# TASK INSTRUCTIONS
Write every line out verbatim and omit the pictures.

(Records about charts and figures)
[start]
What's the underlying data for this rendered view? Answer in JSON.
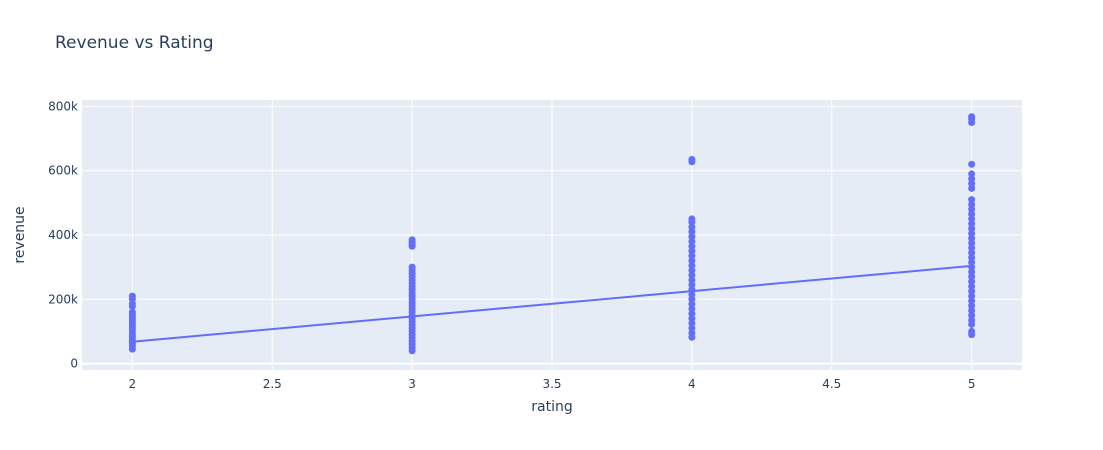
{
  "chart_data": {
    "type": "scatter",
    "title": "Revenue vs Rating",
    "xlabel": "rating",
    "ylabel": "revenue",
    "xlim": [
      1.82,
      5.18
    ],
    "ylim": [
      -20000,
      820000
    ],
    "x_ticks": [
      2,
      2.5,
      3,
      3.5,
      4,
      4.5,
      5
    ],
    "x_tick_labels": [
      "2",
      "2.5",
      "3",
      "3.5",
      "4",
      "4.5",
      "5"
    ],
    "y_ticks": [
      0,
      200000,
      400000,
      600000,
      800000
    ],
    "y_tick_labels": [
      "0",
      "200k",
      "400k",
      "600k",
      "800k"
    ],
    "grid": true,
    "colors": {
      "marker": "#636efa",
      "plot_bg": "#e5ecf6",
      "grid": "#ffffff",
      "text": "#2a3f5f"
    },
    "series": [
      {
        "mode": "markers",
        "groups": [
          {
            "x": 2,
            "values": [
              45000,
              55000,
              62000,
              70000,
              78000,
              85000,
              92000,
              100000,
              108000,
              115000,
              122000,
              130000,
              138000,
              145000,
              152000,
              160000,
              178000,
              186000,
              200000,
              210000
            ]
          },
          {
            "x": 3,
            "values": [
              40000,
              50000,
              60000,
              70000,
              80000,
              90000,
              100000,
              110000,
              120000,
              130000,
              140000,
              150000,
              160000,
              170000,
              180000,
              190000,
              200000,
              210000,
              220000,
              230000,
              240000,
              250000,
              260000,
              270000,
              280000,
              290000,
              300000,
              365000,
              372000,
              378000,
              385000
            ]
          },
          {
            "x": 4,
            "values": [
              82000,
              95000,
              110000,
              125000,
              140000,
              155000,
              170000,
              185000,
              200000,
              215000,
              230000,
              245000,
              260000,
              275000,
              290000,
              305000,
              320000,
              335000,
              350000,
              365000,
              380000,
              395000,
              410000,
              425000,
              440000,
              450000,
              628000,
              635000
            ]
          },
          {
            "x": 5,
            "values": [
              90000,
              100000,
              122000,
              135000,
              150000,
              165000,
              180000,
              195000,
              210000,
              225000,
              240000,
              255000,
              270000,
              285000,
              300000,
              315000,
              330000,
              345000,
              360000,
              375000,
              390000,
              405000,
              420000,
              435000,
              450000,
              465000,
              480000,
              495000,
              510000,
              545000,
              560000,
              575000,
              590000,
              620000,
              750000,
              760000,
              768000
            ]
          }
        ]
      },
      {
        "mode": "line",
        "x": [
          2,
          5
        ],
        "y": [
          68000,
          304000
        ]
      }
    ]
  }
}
[end]
# EXERCISE RESULT
What's the underlying data for this rendered view? Answer in JSON.
{
  "chart_data": {
    "type": "scatter",
    "title": "Revenue vs Rating",
    "xlabel": "rating",
    "ylabel": "revenue",
    "xlim": [
      1.82,
      5.18
    ],
    "ylim": [
      -20000,
      820000
    ],
    "x_ticks": [
      2,
      2.5,
      3,
      3.5,
      4,
      4.5,
      5
    ],
    "x_tick_labels": [
      "2",
      "2.5",
      "3",
      "3.5",
      "4",
      "4.5",
      "5"
    ],
    "y_ticks": [
      0,
      200000,
      400000,
      600000,
      800000
    ],
    "y_tick_labels": [
      "0",
      "200k",
      "400k",
      "600k",
      "800k"
    ],
    "grid": true,
    "colors": {
      "marker": "#636efa",
      "plot_bg": "#e5ecf6",
      "grid": "#ffffff",
      "text": "#2a3f5f"
    },
    "series": [
      {
        "mode": "markers",
        "groups": [
          {
            "x": 2,
            "values": [
              45000,
              55000,
              62000,
              70000,
              78000,
              85000,
              92000,
              100000,
              108000,
              115000,
              122000,
              130000,
              138000,
              145000,
              152000,
              160000,
              178000,
              186000,
              200000,
              210000
            ]
          },
          {
            "x": 3,
            "values": [
              40000,
              50000,
              60000,
              70000,
              80000,
              90000,
              100000,
              110000,
              120000,
              130000,
              140000,
              150000,
              160000,
              170000,
              180000,
              190000,
              200000,
              210000,
              220000,
              230000,
              240000,
              250000,
              260000,
              270000,
              280000,
              290000,
              300000,
              365000,
              372000,
              378000,
              385000
            ]
          },
          {
            "x": 4,
            "values": [
              82000,
              95000,
              110000,
              125000,
              140000,
              155000,
              170000,
              185000,
              200000,
              215000,
              230000,
              245000,
              260000,
              275000,
              290000,
              305000,
              320000,
              335000,
              350000,
              365000,
              380000,
              395000,
              410000,
              425000,
              440000,
              450000,
              628000,
              635000
            ]
          },
          {
            "x": 5,
            "values": [
              90000,
              100000,
              122000,
              135000,
              150000,
              165000,
              180000,
              195000,
              210000,
              225000,
              240000,
              255000,
              270000,
              285000,
              300000,
              315000,
              330000,
              345000,
              360000,
              375000,
              390000,
              405000,
              420000,
              435000,
              450000,
              465000,
              480000,
              495000,
              510000,
              545000,
              560000,
              575000,
              590000,
              620000,
              750000,
              760000,
              768000
            ]
          }
        ]
      },
      {
        "mode": "line",
        "x": [
          2,
          5
        ],
        "y": [
          68000,
          304000
        ]
      }
    ]
  }
}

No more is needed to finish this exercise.